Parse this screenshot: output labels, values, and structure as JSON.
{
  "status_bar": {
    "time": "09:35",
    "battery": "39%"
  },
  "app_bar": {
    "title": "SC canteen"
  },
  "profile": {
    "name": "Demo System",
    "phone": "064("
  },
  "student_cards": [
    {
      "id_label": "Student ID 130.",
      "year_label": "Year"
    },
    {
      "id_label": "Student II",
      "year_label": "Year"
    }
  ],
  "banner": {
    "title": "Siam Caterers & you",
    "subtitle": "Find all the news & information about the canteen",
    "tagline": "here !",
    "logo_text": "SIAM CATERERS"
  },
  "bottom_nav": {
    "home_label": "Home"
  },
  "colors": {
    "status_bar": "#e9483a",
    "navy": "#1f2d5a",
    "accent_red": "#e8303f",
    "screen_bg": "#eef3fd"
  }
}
-=-=-=-=-
Return each line of the records above exactly as it reads.

### [ANSWER IN FULL]
Parse this screenshot: output labels, values, and structure as JSON.
{
  "status_bar": {
    "time": "09:35",
    "battery": "39%"
  },
  "app_bar": {
    "title": "SC canteen"
  },
  "profile": {
    "name": "Demo System",
    "phone": "064("
  },
  "student_cards": [
    {
      "id_label": "Student ID 130.",
      "year_label": "Year"
    },
    {
      "id_label": "Student II",
      "year_label": "Year"
    }
  ],
  "banner": {
    "title": "Siam Caterers & you",
    "subtitle": "Find all the news & information about the canteen",
    "tagline": "here !",
    "logo_text": "SIAM CATERERS"
  },
  "bottom_nav": {
    "home_label": "Home"
  },
  "colors": {
    "status_bar": "#e9483a",
    "navy": "#1f2d5a",
    "accent_red": "#e8303f",
    "screen_bg": "#eef3fd"
  }
}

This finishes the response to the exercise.